## REQUEST
Put each line of the entries, from the line containing "Output each element" through the line containing "1100, 936, 1145]", into a JSON list of strings, one string per line with blank lines omitted. Leave the picture out of the list.

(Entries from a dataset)

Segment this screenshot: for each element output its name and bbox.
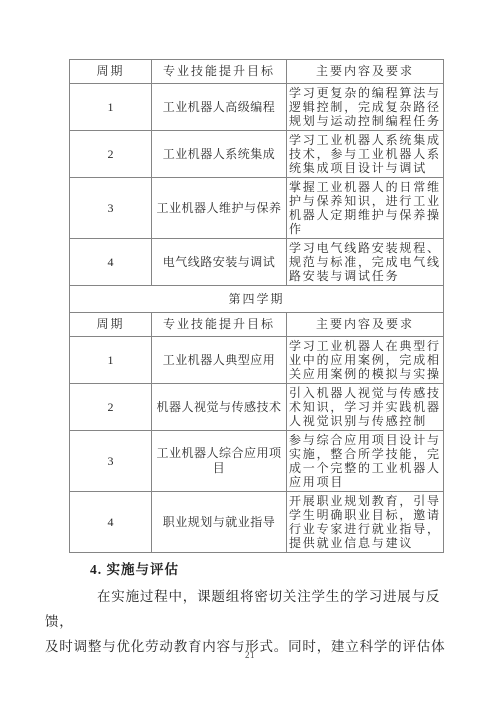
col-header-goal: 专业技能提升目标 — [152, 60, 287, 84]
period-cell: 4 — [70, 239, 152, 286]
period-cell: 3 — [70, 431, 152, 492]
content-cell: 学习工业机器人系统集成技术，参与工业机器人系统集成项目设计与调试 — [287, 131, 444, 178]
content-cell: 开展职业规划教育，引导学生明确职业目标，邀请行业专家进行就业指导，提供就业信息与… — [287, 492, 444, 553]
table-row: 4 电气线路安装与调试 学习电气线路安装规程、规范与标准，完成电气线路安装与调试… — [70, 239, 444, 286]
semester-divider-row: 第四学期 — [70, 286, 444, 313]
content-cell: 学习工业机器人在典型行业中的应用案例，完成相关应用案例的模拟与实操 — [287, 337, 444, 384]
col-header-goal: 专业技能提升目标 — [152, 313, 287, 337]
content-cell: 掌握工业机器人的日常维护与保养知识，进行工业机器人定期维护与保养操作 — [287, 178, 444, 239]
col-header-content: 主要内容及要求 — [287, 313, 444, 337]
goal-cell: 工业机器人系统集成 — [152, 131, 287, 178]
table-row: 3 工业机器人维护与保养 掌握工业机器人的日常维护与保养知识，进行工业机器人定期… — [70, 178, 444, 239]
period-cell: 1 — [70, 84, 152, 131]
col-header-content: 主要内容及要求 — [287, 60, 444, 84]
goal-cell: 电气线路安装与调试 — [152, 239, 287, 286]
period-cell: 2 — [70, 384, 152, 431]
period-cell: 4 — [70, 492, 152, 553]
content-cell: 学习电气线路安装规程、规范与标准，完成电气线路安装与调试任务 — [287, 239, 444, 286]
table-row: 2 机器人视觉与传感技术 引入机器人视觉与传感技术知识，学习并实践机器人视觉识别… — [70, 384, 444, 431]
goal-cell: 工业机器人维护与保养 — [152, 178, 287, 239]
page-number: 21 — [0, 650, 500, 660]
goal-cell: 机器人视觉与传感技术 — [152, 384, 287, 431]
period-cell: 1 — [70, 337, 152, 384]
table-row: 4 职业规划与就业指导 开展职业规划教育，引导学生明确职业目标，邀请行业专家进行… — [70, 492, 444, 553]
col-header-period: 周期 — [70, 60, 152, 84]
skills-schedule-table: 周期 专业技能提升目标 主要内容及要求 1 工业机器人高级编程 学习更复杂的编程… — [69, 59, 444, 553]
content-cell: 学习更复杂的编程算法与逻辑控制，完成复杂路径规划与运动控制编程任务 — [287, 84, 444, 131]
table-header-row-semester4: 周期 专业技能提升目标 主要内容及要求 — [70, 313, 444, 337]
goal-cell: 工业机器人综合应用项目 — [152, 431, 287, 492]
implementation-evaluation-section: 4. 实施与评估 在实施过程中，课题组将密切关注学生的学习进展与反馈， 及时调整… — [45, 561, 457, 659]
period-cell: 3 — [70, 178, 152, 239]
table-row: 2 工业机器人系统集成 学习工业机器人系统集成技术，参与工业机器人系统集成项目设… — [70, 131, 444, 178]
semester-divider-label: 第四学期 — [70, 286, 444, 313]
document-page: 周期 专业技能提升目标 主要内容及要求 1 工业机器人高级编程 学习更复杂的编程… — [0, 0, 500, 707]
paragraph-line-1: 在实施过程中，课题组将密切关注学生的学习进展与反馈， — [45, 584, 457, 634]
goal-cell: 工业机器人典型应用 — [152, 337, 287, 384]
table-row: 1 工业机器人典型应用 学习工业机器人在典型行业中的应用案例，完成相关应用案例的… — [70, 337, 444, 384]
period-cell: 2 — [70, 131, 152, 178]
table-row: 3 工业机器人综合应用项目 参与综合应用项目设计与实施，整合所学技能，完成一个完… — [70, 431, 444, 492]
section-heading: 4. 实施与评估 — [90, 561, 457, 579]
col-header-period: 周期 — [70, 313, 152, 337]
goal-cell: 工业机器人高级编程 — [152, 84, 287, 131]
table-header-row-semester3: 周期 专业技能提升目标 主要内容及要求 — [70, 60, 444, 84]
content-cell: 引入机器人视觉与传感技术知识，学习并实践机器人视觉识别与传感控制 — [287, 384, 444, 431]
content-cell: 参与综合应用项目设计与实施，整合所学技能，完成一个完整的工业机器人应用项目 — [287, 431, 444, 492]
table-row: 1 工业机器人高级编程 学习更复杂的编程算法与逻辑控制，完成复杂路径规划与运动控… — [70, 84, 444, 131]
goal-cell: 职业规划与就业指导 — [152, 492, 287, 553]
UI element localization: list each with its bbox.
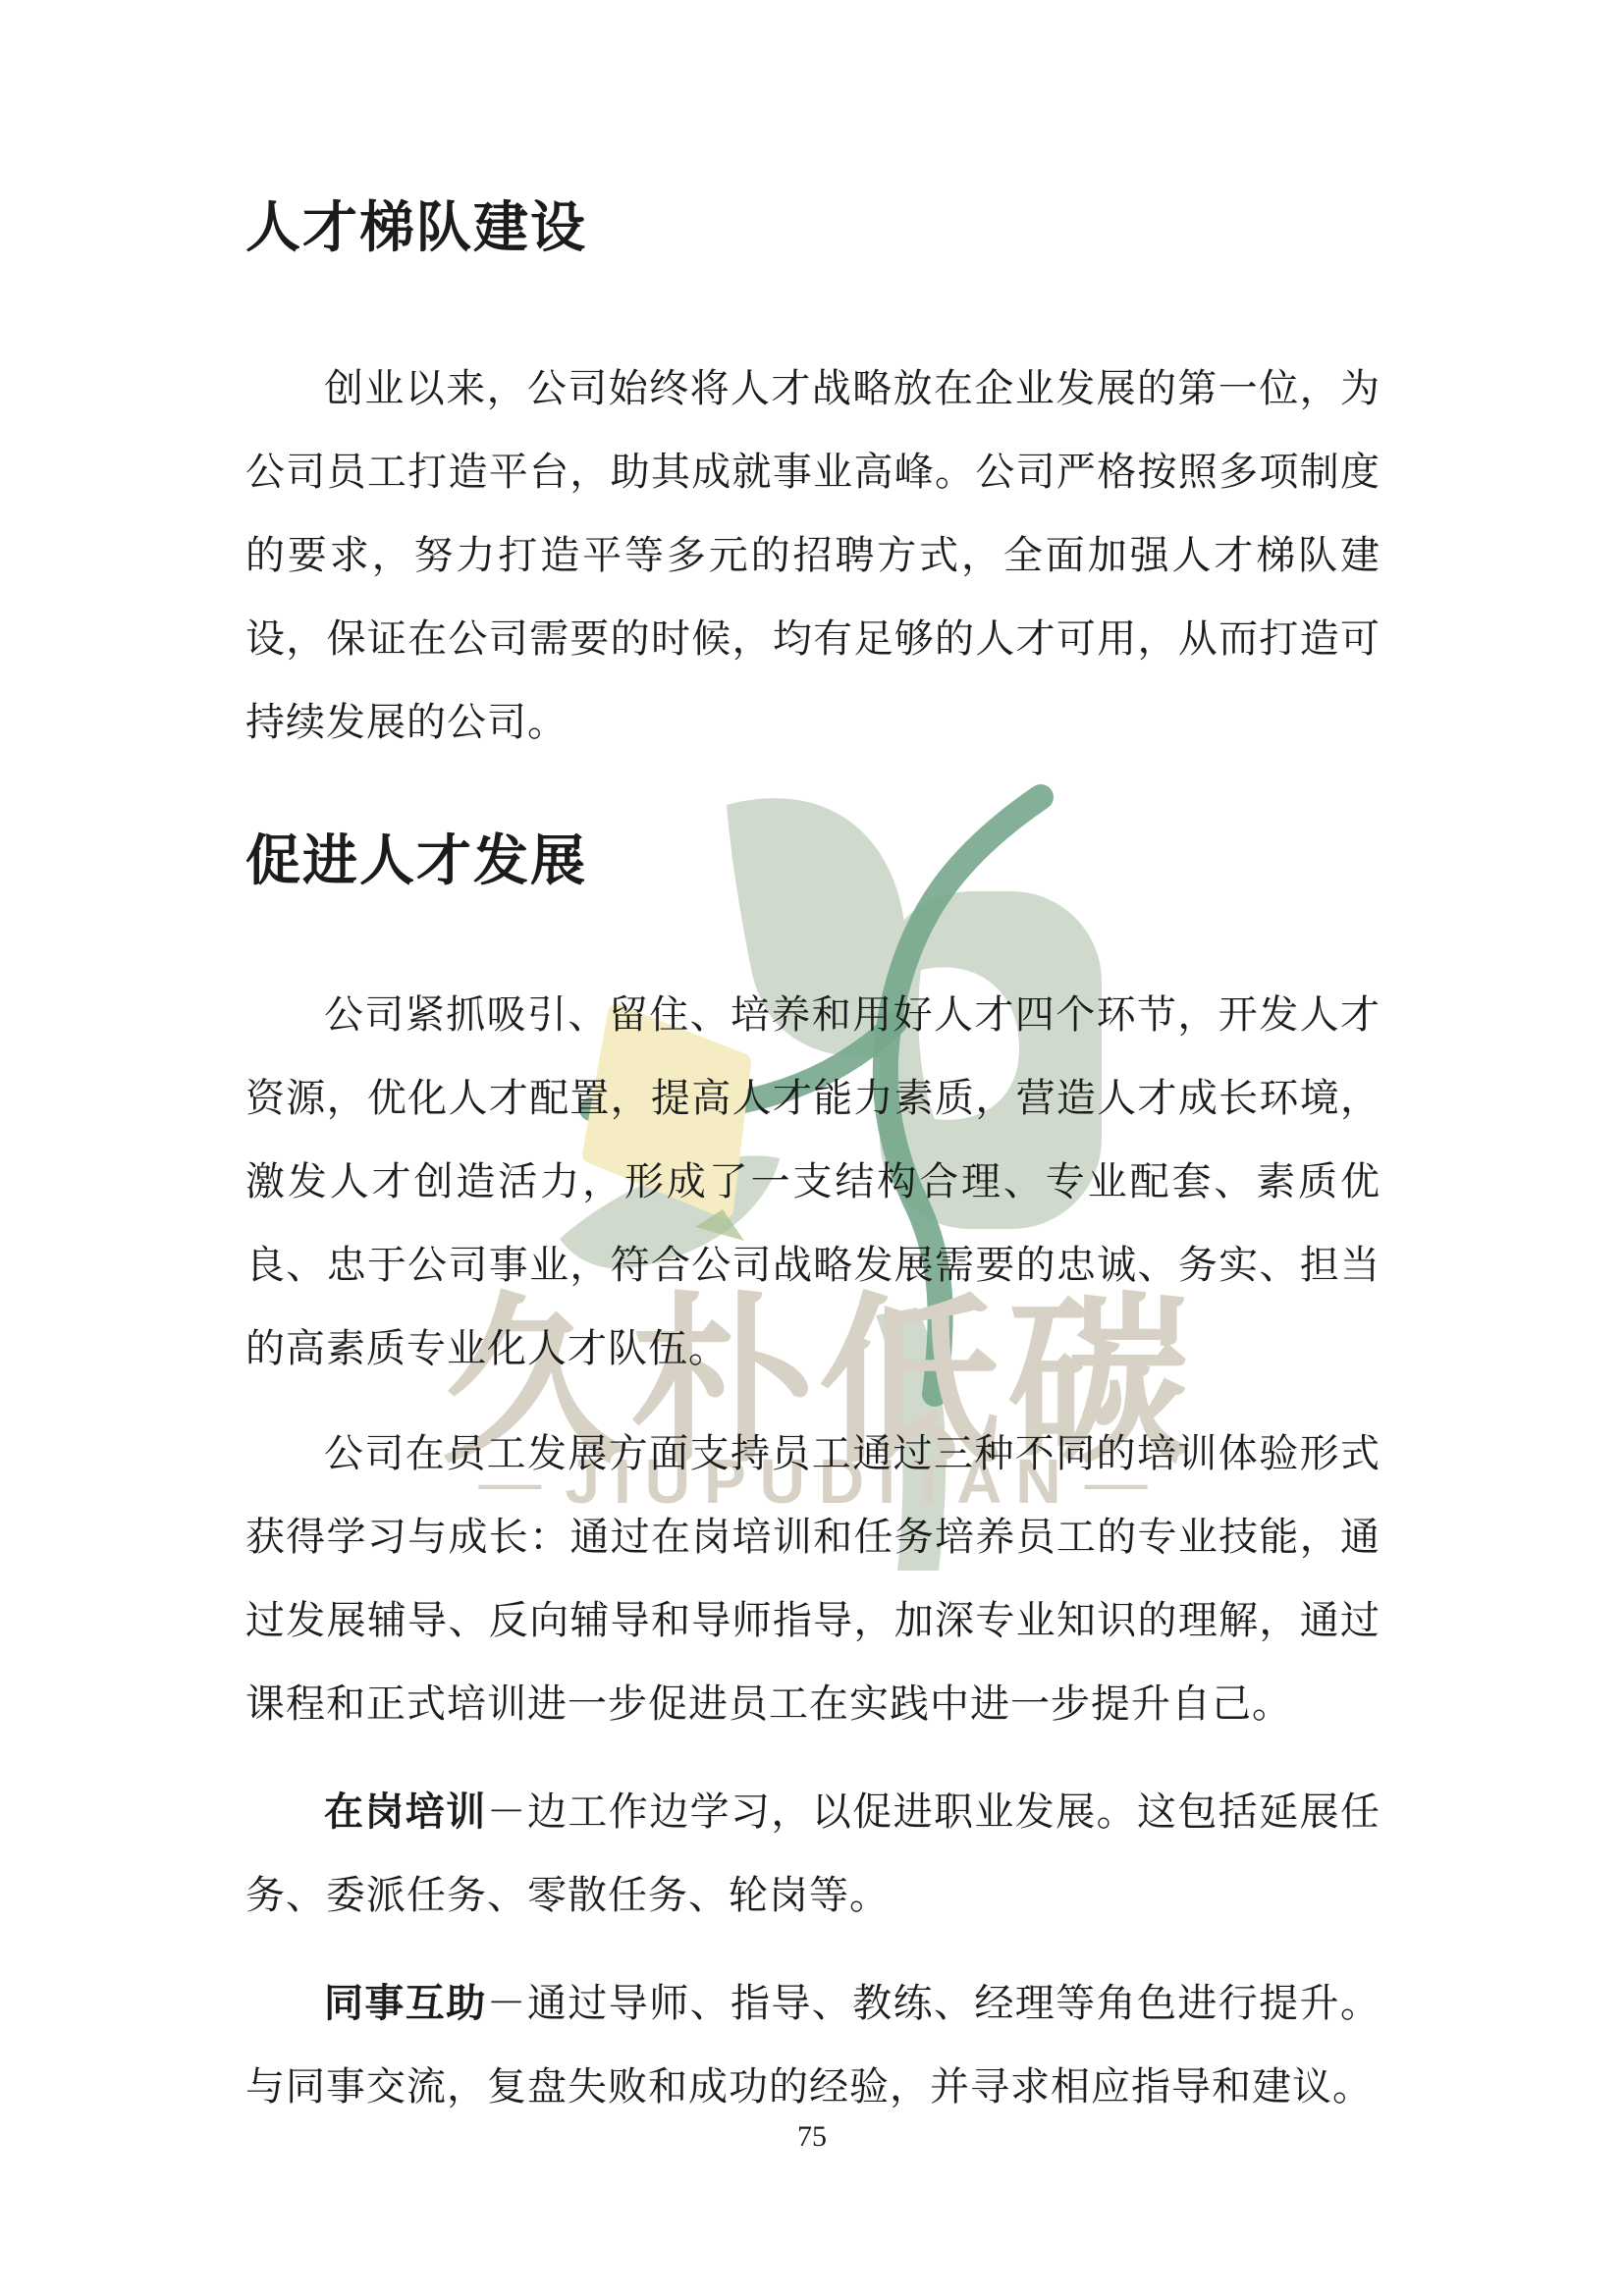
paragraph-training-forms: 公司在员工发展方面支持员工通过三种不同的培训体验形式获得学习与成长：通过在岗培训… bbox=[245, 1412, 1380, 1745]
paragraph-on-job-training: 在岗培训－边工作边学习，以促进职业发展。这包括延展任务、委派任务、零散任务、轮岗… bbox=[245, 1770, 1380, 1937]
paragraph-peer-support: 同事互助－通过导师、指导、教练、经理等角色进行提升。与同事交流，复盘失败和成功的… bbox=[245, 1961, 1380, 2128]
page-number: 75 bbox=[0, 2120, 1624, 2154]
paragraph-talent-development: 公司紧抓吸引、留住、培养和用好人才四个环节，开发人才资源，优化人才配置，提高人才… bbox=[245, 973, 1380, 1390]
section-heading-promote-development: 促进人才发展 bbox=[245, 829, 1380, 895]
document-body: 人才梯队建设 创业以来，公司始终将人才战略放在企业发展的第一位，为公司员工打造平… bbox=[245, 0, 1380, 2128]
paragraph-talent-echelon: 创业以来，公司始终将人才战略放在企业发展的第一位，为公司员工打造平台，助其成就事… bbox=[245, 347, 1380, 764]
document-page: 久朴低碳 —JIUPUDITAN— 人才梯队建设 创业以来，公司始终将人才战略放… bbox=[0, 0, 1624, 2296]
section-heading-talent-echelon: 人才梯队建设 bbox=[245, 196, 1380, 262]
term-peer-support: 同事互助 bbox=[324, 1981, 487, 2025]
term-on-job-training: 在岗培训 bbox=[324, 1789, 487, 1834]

---

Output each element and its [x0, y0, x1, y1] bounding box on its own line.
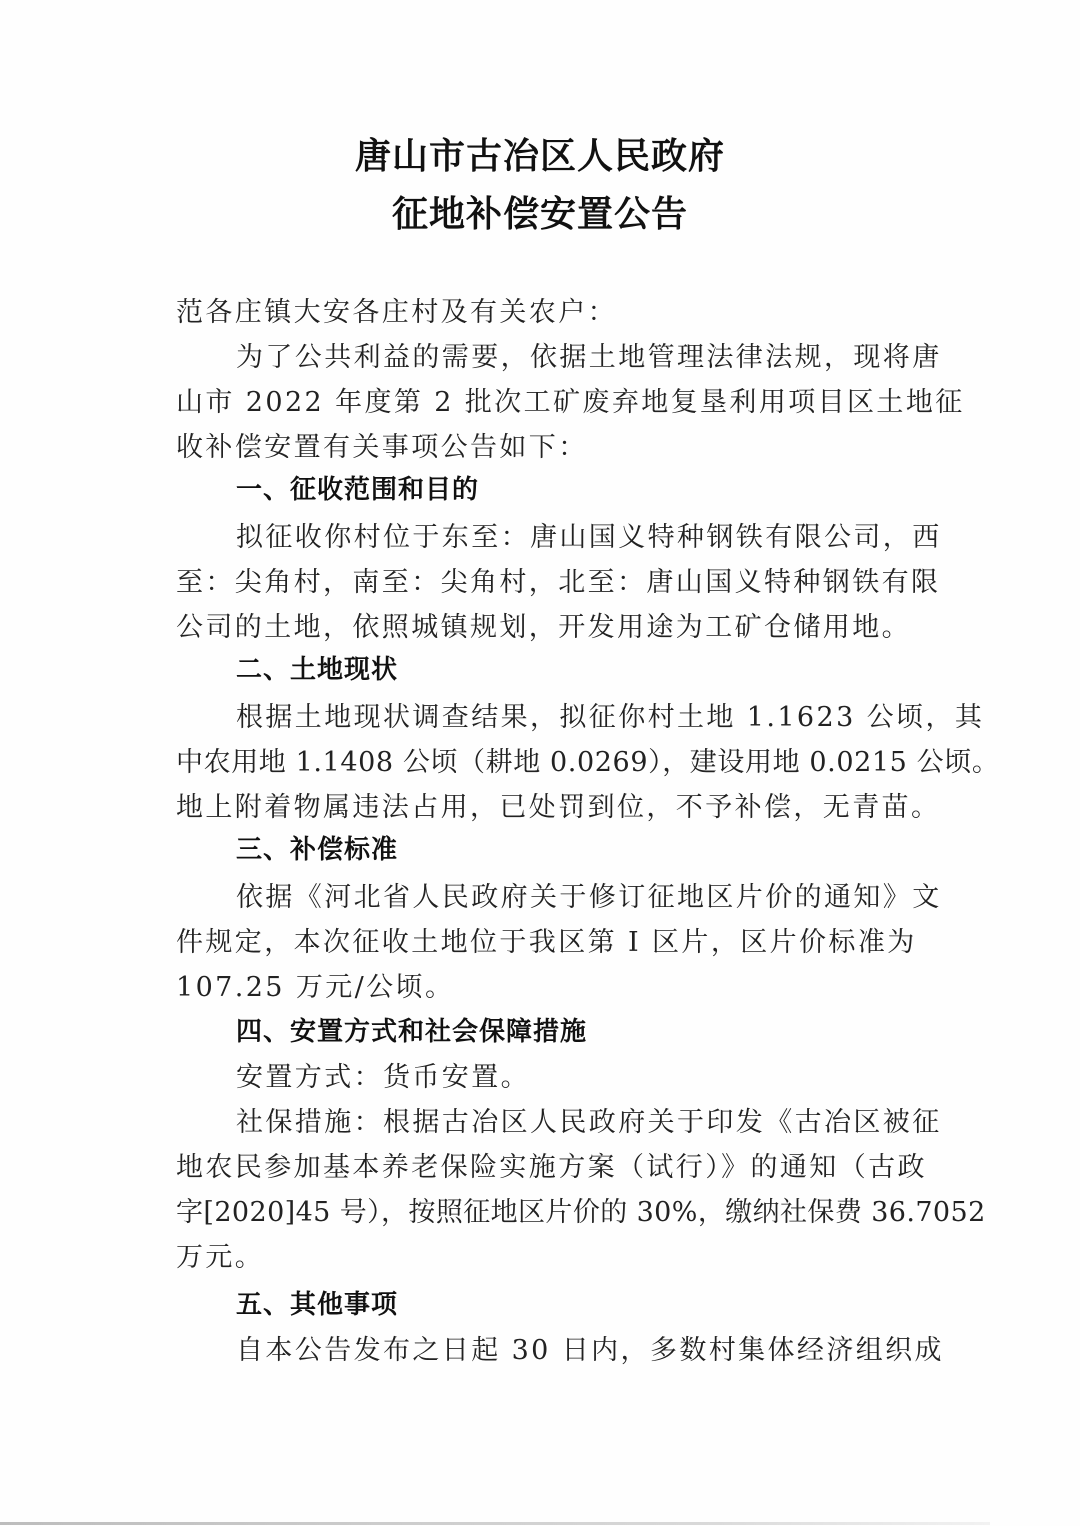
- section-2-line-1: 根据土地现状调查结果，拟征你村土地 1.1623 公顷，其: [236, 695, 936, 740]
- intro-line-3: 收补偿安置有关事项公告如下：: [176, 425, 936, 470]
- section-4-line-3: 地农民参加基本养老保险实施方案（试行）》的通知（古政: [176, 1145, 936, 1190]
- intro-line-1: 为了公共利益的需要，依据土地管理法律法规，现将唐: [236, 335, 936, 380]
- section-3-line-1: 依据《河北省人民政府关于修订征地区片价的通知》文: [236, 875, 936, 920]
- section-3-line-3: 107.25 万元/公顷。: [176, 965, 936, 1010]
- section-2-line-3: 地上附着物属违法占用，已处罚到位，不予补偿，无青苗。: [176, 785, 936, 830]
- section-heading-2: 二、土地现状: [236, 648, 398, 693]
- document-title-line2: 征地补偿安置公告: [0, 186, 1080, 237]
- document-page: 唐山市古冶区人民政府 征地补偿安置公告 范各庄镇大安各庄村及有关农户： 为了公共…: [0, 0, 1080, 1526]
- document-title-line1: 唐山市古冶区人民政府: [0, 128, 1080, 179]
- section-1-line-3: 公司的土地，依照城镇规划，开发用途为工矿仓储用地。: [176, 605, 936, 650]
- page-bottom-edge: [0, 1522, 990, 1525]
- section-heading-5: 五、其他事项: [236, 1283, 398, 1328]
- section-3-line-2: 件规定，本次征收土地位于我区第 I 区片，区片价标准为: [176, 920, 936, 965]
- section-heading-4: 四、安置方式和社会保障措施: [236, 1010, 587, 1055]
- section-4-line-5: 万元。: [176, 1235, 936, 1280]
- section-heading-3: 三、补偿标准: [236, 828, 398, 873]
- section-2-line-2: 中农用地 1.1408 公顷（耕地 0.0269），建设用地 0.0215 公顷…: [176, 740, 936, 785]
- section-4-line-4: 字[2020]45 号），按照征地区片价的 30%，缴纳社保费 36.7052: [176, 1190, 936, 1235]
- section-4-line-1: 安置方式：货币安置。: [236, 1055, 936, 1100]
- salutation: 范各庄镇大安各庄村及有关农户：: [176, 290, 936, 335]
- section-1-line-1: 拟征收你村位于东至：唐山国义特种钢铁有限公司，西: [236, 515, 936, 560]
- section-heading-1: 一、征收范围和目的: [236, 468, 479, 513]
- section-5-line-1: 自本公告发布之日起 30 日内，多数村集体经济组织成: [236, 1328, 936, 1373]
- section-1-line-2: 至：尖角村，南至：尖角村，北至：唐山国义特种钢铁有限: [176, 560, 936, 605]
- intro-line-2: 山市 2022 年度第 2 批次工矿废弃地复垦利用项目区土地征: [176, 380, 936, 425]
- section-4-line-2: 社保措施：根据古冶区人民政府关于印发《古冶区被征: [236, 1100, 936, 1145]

## OUTPUT OF THE EXERCISE
[
  "Output each element and its [x0, y0, x1, y1] bounding box on its own line.",
  "- section-2-line-1: 根据土地现状调查结果，拟征你村土地 1.1623 公顷，其: [236, 695, 936, 740]",
  "- intro-line-3: 收补偿安置有关事项公告如下：: [176, 425, 936, 470]",
  "- section-4-line-3: 地农民参加基本养老保险实施方案（试行）》的通知（古政: [176, 1145, 936, 1190]",
  "- intro-line-1: 为了公共利益的需要，依据土地管理法律法规，现将唐: [236, 335, 936, 380]",
  "- section-3-line-1: 依据《河北省人民政府关于修订征地区片价的通知》文: [236, 875, 936, 920]",
  "- section-3-line-3: 107.25 万元/公顷。: [176, 965, 936, 1010]",
  "- section-2-line-3: 地上附着物属违法占用，已处罚到位，不予补偿，无青苗。: [176, 785, 936, 830]",
  "- section-heading-2: 二、土地现状: [236, 648, 398, 693]",
  "- document-title-line2: 征地补偿安置公告: [0, 186, 1080, 237]",
  "- document-page: 唐山市古冶区人民政府 征地补偿安置公告 范各庄镇大安各庄村及有关农户： 为了公共…: [0, 0, 1080, 1526]",
  "- document-title-line1: 唐山市古冶区人民政府: [0, 128, 1080, 179]",
  "- section-1-line-3: 公司的土地，依照城镇规划，开发用途为工矿仓储用地。: [176, 605, 936, 650]",
  "- page-bottom-edge: [0, 1522, 990, 1525]",
  "- section-heading-5: 五、其他事项: [236, 1283, 398, 1328]",
  "- section-3-line-2: 件规定，本次征收土地位于我区第 I 区片，区片价标准为: [176, 920, 936, 965]",
  "- section-heading-4: 四、安置方式和社会保障措施: [236, 1010, 587, 1055]",
  "- section-4-line-5: 万元。: [176, 1235, 936, 1280]",
  "- section-heading-3: 三、补偿标准: [236, 828, 398, 873]",
  "- section-2-line-2: 中农用地 1.1408 公顷（耕地 0.0269），建设用地 0.0215 公顷…: [176, 740, 936, 785]",
  "- section-4-line-4: 字[2020]45 号），按照征地区片价的 30%，缴纳社保费 36.7052: [176, 1190, 936, 1235]",
  "- section-4-line-1: 安置方式：货币安置。: [236, 1055, 936, 1100]",
  "- salutation: 范各庄镇大安各庄村及有关农户：: [176, 290, 936, 335]",
  "- section-1-line-1: 拟征收你村位于东至：唐山国义特种钢铁有限公司，西: [236, 515, 936, 560]",
  "- section-heading-1: 一、征收范围和目的: [236, 468, 479, 513]",
  "- section-5-line-1: 自本公告发布之日起 30 日内，多数村集体经济组织成: [236, 1328, 936, 1373]",
  "- section-1-line-2: 至：尖角村，南至：尖角村，北至：唐山国义特种钢铁有限: [176, 560, 936, 605]",
  "- intro-line-2: 山市 2022 年度第 2 批次工矿废弃地复垦利用项目区土地征: [176, 380, 936, 425]",
  "- section-4-line-2: 社保措施：根据古冶区人民政府关于印发《古冶区被征: [236, 1100, 936, 1145]"
]